Data provided
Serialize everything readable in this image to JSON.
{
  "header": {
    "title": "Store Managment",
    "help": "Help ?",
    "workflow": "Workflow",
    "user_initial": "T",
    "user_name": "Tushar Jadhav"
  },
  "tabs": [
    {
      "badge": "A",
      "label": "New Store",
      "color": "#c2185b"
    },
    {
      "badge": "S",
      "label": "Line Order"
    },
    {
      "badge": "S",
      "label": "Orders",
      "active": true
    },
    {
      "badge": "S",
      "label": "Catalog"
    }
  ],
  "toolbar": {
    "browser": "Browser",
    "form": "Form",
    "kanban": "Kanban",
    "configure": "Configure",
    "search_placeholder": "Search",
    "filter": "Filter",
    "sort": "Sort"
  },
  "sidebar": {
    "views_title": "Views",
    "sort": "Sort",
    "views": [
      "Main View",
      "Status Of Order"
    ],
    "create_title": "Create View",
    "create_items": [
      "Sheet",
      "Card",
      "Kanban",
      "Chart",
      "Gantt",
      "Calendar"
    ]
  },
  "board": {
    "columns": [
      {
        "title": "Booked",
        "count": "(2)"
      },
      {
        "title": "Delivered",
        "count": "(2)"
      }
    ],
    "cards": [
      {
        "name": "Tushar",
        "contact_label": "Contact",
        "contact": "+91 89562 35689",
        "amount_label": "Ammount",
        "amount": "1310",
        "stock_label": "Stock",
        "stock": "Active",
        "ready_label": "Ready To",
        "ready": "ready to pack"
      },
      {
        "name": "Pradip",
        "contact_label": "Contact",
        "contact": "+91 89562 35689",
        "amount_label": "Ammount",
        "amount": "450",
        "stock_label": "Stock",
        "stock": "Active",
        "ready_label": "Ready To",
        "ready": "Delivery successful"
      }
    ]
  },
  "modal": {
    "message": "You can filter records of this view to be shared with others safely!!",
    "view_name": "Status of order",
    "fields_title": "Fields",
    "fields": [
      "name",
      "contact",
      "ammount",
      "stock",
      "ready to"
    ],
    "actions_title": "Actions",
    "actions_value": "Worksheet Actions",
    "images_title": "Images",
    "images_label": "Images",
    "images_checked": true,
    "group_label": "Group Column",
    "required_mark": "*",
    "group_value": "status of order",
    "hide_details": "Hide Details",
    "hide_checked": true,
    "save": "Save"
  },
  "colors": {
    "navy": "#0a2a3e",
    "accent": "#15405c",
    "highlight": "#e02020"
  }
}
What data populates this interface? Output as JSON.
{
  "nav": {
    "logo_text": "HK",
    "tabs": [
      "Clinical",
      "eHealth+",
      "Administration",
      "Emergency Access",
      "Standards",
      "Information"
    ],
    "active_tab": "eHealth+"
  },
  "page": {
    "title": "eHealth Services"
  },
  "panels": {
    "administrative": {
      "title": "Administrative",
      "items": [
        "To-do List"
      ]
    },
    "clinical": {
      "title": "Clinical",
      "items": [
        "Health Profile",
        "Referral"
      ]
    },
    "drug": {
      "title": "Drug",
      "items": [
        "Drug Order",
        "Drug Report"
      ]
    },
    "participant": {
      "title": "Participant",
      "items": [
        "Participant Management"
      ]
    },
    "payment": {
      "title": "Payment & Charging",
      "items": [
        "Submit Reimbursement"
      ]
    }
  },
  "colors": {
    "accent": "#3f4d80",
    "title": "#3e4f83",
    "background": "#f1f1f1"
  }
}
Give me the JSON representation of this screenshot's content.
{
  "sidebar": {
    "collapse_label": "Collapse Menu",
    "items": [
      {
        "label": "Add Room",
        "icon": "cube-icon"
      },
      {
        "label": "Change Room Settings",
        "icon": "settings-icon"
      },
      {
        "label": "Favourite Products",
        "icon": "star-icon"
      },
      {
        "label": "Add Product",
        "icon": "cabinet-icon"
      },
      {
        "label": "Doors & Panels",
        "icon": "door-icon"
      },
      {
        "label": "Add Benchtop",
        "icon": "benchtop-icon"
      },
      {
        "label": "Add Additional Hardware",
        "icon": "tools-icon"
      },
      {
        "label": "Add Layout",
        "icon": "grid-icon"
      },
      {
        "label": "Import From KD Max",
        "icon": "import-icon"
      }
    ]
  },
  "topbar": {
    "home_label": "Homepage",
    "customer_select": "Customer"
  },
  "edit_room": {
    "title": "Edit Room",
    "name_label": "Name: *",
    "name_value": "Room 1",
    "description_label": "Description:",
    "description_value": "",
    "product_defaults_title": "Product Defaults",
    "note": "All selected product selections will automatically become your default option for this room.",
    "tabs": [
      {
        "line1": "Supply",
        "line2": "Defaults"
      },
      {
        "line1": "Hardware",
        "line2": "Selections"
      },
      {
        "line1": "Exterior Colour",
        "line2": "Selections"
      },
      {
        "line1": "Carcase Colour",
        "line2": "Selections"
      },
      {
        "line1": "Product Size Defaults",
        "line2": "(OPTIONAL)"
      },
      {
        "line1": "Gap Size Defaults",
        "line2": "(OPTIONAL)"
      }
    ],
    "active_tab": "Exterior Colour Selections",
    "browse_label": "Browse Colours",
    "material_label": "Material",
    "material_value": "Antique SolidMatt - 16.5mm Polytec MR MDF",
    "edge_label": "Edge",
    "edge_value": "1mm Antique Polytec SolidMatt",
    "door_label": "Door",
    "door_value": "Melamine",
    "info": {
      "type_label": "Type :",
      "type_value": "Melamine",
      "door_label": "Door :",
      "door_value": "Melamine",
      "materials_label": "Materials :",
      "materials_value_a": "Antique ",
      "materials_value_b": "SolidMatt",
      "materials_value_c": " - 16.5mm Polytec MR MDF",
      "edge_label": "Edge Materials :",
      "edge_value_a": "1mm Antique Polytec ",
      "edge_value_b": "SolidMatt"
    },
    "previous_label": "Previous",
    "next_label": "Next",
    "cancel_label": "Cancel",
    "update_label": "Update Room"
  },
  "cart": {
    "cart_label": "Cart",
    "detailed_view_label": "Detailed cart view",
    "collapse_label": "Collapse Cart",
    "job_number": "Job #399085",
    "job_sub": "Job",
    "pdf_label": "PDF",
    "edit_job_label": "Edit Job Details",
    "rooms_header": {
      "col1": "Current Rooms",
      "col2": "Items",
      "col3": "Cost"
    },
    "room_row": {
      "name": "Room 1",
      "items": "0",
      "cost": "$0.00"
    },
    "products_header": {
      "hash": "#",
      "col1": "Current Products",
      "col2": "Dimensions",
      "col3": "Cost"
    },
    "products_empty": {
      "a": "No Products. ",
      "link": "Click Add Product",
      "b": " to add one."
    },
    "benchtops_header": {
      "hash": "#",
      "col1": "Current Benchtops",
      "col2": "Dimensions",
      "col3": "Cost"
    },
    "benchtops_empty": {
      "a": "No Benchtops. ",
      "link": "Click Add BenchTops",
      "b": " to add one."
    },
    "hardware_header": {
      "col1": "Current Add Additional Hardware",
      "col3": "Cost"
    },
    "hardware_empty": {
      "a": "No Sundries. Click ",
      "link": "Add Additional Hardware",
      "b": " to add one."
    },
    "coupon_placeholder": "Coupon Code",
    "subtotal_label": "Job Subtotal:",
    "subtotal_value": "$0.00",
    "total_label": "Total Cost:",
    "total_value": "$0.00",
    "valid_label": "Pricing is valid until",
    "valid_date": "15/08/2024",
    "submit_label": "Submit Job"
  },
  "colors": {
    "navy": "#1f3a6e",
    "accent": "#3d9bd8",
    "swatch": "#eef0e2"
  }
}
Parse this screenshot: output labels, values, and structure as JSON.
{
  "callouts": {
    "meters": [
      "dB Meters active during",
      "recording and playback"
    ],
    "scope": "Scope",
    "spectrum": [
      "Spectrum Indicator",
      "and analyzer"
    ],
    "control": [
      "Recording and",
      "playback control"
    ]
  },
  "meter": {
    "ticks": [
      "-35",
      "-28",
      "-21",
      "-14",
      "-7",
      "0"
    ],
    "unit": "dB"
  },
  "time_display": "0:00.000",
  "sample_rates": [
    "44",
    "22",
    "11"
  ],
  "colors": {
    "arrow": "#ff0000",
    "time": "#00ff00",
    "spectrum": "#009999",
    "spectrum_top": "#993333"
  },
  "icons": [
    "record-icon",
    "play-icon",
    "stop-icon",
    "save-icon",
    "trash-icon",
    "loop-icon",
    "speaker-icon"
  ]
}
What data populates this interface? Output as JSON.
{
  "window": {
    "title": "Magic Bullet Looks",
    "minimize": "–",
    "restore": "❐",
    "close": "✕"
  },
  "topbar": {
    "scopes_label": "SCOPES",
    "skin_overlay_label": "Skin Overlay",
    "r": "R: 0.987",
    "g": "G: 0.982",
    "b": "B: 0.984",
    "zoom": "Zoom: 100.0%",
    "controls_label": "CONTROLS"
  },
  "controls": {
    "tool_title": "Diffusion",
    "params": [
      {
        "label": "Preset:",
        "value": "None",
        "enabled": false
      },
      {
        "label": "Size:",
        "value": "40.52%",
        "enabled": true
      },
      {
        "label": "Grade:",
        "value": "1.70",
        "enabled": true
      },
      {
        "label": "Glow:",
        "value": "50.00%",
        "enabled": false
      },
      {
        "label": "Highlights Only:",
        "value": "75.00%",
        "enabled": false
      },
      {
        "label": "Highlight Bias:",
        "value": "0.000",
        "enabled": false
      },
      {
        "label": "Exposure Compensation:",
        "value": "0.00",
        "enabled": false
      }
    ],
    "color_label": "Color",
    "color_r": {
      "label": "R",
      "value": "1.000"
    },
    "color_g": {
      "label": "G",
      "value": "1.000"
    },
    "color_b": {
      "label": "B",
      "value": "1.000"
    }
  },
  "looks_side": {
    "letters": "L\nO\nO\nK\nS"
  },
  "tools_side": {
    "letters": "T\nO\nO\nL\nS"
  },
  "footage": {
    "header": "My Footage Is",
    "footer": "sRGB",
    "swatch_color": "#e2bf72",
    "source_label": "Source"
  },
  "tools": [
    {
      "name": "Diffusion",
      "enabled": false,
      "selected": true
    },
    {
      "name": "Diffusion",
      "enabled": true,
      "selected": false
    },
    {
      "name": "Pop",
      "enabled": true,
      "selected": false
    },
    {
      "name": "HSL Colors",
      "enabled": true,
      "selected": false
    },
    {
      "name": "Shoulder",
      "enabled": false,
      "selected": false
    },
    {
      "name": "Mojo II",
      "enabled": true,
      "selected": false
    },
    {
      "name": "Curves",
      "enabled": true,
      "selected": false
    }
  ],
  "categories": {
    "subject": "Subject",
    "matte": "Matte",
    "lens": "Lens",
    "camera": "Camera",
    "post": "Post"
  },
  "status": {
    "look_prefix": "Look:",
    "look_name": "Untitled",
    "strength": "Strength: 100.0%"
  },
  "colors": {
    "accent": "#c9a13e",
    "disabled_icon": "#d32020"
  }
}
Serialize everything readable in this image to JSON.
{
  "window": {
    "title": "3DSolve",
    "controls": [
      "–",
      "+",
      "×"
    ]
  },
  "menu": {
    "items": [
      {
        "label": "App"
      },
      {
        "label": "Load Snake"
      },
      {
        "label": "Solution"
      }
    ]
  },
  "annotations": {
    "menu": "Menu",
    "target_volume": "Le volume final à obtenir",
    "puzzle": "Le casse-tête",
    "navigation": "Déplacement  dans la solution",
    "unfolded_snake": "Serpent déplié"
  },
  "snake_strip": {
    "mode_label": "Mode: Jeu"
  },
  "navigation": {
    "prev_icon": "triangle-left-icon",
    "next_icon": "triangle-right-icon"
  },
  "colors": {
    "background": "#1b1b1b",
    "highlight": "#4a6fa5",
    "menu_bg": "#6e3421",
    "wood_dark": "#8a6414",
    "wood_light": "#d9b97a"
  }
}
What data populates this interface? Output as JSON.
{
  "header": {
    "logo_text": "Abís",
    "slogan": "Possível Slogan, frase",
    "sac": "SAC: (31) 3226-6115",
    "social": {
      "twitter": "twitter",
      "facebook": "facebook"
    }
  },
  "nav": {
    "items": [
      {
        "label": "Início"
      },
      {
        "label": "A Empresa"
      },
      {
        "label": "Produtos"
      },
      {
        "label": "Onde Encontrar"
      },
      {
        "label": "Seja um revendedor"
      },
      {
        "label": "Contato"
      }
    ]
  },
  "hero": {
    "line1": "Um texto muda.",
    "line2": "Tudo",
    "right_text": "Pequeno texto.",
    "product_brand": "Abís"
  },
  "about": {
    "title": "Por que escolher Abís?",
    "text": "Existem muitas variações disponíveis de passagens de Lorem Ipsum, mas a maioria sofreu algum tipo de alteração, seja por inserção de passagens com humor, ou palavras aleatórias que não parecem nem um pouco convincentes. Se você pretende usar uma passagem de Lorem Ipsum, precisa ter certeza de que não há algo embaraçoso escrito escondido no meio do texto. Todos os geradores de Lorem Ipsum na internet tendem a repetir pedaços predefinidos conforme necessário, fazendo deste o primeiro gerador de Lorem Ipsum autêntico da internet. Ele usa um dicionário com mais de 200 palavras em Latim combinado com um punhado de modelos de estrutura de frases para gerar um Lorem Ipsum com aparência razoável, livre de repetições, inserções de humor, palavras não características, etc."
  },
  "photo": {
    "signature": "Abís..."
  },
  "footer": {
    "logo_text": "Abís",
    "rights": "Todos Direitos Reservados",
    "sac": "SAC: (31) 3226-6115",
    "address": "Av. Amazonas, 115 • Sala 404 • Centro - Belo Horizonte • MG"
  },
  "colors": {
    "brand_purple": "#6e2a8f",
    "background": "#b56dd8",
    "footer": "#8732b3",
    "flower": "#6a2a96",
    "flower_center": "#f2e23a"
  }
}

Exercise requirements
Copy each line of the data that contains the word "SolidMatt".

Exercise output
    "material_value": "Antique SolidMatt - 16.5mm Polytec MR MDF",
    "edge_value": "1mm Antique Polytec SolidMatt",
      "materials_value_b": "SolidMatt",
      "edge_value_b": "SolidMatt"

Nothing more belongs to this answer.